* **Challenge**:
Would you return all of this data exactly, leaving nothing out?

▬▬▬▬▬▬▬▬▬▬

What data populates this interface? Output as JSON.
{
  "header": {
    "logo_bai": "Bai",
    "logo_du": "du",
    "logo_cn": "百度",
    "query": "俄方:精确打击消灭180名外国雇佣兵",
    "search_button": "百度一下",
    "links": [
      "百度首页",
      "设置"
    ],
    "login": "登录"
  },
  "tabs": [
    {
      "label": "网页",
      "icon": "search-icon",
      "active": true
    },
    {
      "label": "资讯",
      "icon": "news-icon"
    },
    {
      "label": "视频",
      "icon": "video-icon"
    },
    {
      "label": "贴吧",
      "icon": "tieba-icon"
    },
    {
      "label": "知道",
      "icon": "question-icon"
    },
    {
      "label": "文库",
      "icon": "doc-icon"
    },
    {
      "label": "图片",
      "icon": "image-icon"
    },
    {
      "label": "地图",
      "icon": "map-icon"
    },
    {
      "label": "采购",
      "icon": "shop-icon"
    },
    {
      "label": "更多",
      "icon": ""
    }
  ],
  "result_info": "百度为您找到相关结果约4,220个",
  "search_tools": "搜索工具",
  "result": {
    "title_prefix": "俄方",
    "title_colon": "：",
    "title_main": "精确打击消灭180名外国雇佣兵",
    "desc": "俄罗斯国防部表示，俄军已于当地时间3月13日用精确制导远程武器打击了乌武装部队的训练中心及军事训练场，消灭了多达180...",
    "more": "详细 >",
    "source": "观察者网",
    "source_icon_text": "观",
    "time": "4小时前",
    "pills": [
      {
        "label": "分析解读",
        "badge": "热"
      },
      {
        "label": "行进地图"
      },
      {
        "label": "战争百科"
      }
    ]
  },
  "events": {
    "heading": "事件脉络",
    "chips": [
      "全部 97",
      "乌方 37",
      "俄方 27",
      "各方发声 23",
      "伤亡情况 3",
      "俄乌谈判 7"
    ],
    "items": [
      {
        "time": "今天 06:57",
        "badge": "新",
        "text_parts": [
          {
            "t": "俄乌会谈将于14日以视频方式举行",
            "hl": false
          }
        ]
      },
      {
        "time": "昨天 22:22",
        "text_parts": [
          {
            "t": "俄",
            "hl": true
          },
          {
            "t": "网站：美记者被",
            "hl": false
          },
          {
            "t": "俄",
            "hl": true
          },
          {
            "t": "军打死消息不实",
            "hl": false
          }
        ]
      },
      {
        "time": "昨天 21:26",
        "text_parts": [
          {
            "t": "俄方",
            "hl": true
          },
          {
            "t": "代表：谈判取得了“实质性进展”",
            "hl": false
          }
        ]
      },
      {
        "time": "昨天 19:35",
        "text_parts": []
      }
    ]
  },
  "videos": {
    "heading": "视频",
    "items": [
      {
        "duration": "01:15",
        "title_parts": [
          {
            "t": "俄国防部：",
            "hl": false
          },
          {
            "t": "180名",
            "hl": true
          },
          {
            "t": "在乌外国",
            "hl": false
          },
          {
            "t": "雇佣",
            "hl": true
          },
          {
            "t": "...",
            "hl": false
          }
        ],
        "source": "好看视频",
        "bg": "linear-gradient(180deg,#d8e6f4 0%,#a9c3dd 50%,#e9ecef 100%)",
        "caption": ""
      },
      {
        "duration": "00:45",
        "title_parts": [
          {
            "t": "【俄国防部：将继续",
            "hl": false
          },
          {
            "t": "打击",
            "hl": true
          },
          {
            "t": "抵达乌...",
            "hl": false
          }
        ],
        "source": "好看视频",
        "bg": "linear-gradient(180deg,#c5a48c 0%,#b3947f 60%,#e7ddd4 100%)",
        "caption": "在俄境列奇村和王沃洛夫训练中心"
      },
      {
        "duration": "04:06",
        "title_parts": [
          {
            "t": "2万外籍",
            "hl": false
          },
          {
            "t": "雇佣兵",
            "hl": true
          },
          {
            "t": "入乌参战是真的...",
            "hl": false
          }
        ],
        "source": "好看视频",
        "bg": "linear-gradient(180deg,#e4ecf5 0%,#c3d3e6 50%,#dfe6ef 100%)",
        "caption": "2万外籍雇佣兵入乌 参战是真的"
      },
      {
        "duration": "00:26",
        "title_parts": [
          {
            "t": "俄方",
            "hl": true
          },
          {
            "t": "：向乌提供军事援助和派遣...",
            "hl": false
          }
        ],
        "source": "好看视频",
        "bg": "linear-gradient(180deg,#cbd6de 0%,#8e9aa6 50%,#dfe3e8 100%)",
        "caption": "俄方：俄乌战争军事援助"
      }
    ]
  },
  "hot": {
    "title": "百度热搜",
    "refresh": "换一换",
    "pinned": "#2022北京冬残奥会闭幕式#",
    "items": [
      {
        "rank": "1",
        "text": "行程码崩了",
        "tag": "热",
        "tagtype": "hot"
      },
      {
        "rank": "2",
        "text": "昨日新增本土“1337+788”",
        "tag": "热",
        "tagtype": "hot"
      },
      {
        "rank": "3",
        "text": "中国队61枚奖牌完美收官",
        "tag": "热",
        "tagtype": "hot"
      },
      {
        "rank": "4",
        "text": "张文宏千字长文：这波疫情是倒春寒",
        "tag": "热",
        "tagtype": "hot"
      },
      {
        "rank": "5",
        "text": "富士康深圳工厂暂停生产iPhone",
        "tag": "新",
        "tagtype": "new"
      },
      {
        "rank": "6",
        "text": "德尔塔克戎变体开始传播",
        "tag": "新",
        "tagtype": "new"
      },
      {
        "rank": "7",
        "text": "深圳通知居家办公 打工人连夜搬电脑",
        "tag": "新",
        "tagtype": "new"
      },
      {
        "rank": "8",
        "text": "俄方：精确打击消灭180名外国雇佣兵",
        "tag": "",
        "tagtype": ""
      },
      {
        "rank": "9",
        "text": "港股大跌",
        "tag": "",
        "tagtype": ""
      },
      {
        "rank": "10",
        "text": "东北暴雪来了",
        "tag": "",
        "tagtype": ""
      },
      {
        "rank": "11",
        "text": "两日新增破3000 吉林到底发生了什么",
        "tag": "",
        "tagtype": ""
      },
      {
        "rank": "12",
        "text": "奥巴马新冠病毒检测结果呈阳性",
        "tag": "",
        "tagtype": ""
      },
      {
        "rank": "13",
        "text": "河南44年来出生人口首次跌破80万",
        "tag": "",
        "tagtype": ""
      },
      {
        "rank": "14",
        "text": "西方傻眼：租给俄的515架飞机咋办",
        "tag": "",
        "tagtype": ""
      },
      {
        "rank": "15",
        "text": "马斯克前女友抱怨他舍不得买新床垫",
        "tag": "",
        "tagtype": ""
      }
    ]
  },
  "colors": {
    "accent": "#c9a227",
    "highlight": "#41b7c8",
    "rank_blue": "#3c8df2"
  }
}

▬▬▬▬▬▬▬▬▬▬

* **Task answer**:
What data populates this interface? Output as JSON.
{
  "header": {
    "logo_bai": "Bai",
    "logo_du": "du",
    "logo_cn": "百度",
    "query": "俄方:精确打击消灭180名外国雇佣兵",
    "search_button": "百度一下",
    "links": [
      "百度首页",
      "设置"
    ],
    "login": "登录"
  },
  "tabs": [
    {
      "label": "网页",
      "icon": "search-icon",
      "active": true
    },
    {
      "label": "资讯",
      "icon": "news-icon"
    },
    {
      "label": "视频",
      "icon": "video-icon"
    },
    {
      "label": "贴吧",
      "icon": "tieba-icon"
    },
    {
      "label": "知道",
      "icon": "question-icon"
    },
    {
      "label": "文库",
      "icon": "doc-icon"
    },
    {
      "label": "图片",
      "icon": "image-icon"
    },
    {
      "label": "地图",
      "icon": "map-icon"
    },
    {
      "label": "采购",
      "icon": "shop-icon"
    },
    {
      "label": "更多",
      "icon": ""
    }
  ],
  "result_info": "百度为您找到相关结果约4,220个",
  "search_tools": "搜索工具",
  "result": {
    "title_prefix": "俄方",
    "title_colon": "：",
    "title_main": "精确打击消灭180名外国雇佣兵",
    "desc": "俄罗斯国防部表示，俄军已于当地时间3月13日用精确制导远程武器打击了乌武装部队的训练中心及军事训练场，消灭了多达180...",
    "more": "详细 >",
    "source": "观察者网",
    "source_icon_text": "观",
    "time": "4小时前",
    "pills": [
      {
        "label": "分析解读",
        "badge": "热"
      },
      {
        "label": "行进地图"
      },
      {
        "label": "战争百科"
      }
    ]
  },
  "events": {
    "heading": "事件脉络",
    "chips": [
      "全部 97",
      "乌方 37",
      "俄方 27",
      "各方发声 23",
      "伤亡情况 3",
      "俄乌谈判 7"
    ],
    "items": [
      {
        "time": "今天 06:57",
        "badge": "新",
        "text_parts": [
          {
            "t": "俄乌会谈将于14日以视频方式举行",
            "hl": false
          }
        ]
      },
      {
        "time": "昨天 22:22",
        "text_parts": [
          {
            "t": "俄",
            "hl": true
          },
          {
            "t": "网站：美记者被",
            "hl": false
          },
          {
            "t": "俄",
            "hl": true
          },
          {
            "t": "军打死消息不实",
            "hl": false
          }
        ]
      },
      {
        "time": "昨天 21:26",
        "text_parts": [
          {
            "t": "俄方",
            "hl": true
          },
          {
            "t": "代表：谈判取得了“实质性进展”",
            "hl": false
          }
        ]
      },
      {
        "time": "昨天 19:35",
        "text_parts": []
      }
    ]
  },
  "videos": {
    "heading": "视频",
    "items": [
      {
        "duration": "01:15",
        "title_parts": [
          {
            "t": "俄国防部：",
            "hl": false
          },
          {
            "t": "180名",
            "hl": true
          },
          {
            "t": "在乌外国",
            "hl": false
          },
          {
            "t": "雇佣",
            "hl": true
          },
          {
            "t": "...",
            "hl": false
          }
        ],
        "source": "好看视频",
        "bg": "linear-gradient(180deg,#d8e6f4 0%,#a9c3dd 50%,#e9ecef 100%)",
        "caption": ""
      },
      {
        "duration": "00:45",
        "title_parts": [
          {
            "t": "【俄国防部：将继续",
            "hl": false
          },
          {
            "t": "打击",
            "hl": true
          },
          {
            "t": "抵达乌...",
            "hl": false
          }
        ],
        "source": "好看视频",
        "bg": "linear-gradient(180deg,#c5a48c 0%,#b3947f 60%,#e7ddd4 100%)",
        "caption": "在俄境列奇村和王沃洛夫训练中心"
      },
      {
        "duration": "04:06",
        "title_parts": [
          {
            "t": "2万外籍",
            "hl": false
          },
          {
            "t": "雇佣兵",
            "hl": true
          },
          {
            "t": "入乌参战是真的...",
            "hl": false
          }
        ],
        "source": "好看视频",
        "bg": "linear-gradient(180deg,#e4ecf5 0%,#c3d3e6 50%,#dfe6ef 100%)",
        "caption": "2万外籍雇佣兵入乌 参战是真的"
      },
      {
        "duration": "00:26",
        "title_parts": [
          {
            "t": "俄方",
            "hl": true
          },
          {
            "t": "：向乌提供军事援助和派遣...",
            "hl": false
          }
        ],
        "source": "好看视频",
        "bg": "linear-gradient(180deg,#cbd6de 0%,#8e9aa6 50%,#dfe3e8 100%)",
        "caption": "俄方：俄乌战争军事援助"
      }
    ]
  },
  "hot": {
    "title": "百度热搜",
    "refresh": "换一换",
    "pinned": "#2022北京冬残奥会闭幕式#",
    "items": [
      {
        "rank": "1",
        "text": "行程码崩了",
        "tag": "热",
        "tagtype": "hot"
      },
      {
        "rank": "2",
        "text": "昨日新增本土“1337+788”",
        "tag": "热",
        "tagtype": "hot"
      },
      {
        "rank": "3",
        "text": "中国队61枚奖牌完美收官",
        "tag": "热",
        "tagtype": "hot"
      },
      {
        "rank": "4",
        "text": "张文宏千字长文：这波疫情是倒春寒",
        "tag": "热",
        "tagtype": "hot"
      },
      {
        "rank": "5",
        "text": "富士康深圳工厂暂停生产iPhone",
        "tag": "新",
        "tagtype": "new"
      },
      {
        "rank": "6",
        "text": "德尔塔克戎变体开始传播",
        "tag": "新",
        "tagtype": "new"
      },
      {
        "rank": "7",
        "text": "深圳通知居家办公 打工人连夜搬电脑",
        "tag": "新",
        "tagtype": "new"
      },
      {
        "rank": "8",
        "text": "俄方：精确打击消灭180名外国雇佣兵",
        "tag": "",
        "tagtype": ""
      },
      {
        "rank": "9",
        "text": "港股大跌",
        "tag": "",
        "tagtype": ""
      },
      {
        "rank": "10",
        "text": "东北暴雪来了",
        "tag": "",
        "tagtype": ""
      },
      {
        "rank": "11",
        "text": "两日新增破3000 吉林到底发生了什么",
        "tag": "",
        "tagtype": ""
      },
      {
        "rank": "12",
        "text": "奥巴马新冠病毒检测结果呈阳性",
        "tag": "",
        "tagtype": ""
      },
      {
        "rank": "13",
        "text": "河南44年来出生人口首次跌破80万",
        "tag": "",
        "tagtype": ""
      },
      {
        "rank": "14",
        "text": "西方傻眼：租给俄的515架飞机咋办",
        "tag": "",
        "tagtype": ""
      },
      {
        "rank": "15",
        "text": "马斯克前女友抱怨他舍不得买新床垫",
        "tag": "",
        "tagtype": ""
      }
    ]
  },
  "colors": {
    "accent": "#c9a227",
    "highlight": "#41b7c8",
    "rank_blue": "#3c8df2"
  }
}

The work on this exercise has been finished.